GIVEN REQUEST
Copy the records below exactly as they are written.

MATERIAL TO PROCESS
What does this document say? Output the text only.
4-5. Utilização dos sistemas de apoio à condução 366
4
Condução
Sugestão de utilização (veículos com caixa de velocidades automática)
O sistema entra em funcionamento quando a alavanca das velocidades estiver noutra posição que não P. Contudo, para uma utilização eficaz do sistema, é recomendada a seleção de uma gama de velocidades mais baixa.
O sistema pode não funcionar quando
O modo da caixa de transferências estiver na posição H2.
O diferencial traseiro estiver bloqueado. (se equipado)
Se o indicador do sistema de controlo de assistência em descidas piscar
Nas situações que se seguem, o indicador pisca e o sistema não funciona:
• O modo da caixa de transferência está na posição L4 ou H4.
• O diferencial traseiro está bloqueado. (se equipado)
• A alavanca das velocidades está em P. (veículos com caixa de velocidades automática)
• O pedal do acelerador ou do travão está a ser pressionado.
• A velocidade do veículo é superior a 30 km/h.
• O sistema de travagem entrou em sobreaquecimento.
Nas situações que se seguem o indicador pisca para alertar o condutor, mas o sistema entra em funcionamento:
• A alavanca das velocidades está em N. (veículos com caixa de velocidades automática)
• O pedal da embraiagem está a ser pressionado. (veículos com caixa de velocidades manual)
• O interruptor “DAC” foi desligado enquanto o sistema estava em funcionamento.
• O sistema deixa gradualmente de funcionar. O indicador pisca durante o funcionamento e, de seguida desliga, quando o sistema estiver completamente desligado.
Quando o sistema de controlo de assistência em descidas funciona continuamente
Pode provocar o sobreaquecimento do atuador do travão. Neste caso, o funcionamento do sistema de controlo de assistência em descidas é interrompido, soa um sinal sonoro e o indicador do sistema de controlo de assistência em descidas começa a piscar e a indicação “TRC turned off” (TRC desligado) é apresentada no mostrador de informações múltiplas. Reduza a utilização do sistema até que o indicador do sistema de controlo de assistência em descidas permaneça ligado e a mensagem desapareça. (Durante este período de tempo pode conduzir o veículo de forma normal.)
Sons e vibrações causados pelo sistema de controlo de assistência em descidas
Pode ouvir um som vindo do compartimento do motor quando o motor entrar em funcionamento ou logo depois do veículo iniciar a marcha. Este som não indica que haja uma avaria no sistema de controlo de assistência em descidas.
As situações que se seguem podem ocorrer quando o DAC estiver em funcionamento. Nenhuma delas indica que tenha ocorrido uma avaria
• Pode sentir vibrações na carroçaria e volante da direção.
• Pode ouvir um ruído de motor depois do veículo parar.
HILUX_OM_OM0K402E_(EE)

ANSWER TO THIS TASK
What does this document say? Output the text only.
4-5. Utilização dos sistemas de apoio à condução 366
4
Condução
Sugestão de utilização (veículos com caixa de velocidades automática)
O sistema entra em funcionamento quando a alavanca das velocidades estiver noutra posição que não P. Contudo, para uma utilização eficaz do sistema, é recomendada a seleção de uma gama de velocidades mais baixa.
O sistema pode não funcionar quando
O modo da caixa de transferências estiver na posição H2.
O diferencial traseiro estiver bloqueado. (se equipado)
Se o indicador do sistema de controlo de assistência em descidas piscar
Nas situações que se seguem, o indicador pisca e o sistema não funciona:
• O modo da caixa de transferência está na posição L4 ou H4.
• O diferencial traseiro está bloqueado. (se equipado)
• A alavanca das velocidades está em P. (veículos com caixa de velocidades automática)
• O pedal do acelerador ou do travão está a ser pressionado.
• A velocidade do veículo é superior a 30 km/h.
• O sistema de travagem entrou em sobreaquecimento.
Nas situações que se seguem o indicador pisca para alertar o condutor, mas o sistema entra em funcionamento:
• A alavanca das velocidades está em N. (veículos com caixa de velocidades automática)
• O pedal da embraiagem está a ser pressionado. (veículos com caixa de velocidades manual)
• O interruptor “DAC” foi desligado enquanto o sistema estava em funcionamento.
• O sistema deixa gradualmente de funcionar. O indicador pisca durante o funcionamento e, de seguida desliga, quando o sistema estiver completamente desligado.
Quando o sistema de controlo de assistência em descidas funciona continuamente
Pode provocar o sobreaquecimento do atuador do travão. Neste caso, o funcionamento do sistema de controlo de assistência em descidas é interrompido, soa um sinal sonoro e o indicador do sistema de controlo de assistência em descidas começa a piscar e a indicação “TRC turned off” (TRC desligado) é apresentada no mostrador de informações múltiplas. Reduza a utilização do sistema até que o indicador do sistema de controlo de assistência em descidas permaneça ligado e a mensagem desapareça. (Durante este período de tempo pode conduzir o veículo de forma normal.)
Sons e vibrações causados pelo sistema de controlo de assistência em descidas
Pode ouvir um som vindo do compartimento do motor quando o motor entrar em funcionamento ou logo depois do veículo iniciar a marcha. Este som não indica que haja uma avaria no sistema de controlo de assistência em descidas.
As situações que se seguem podem ocorrer quando o DAC estiver em funcionamento. Nenhuma delas indica que tenha ocorrido uma avaria
• Pode sentir vibrações na carroçaria e volante da direção.
• Pode ouvir um ruído de motor depois do veículo parar.
HILUX_OM_OM0K402E_(EE)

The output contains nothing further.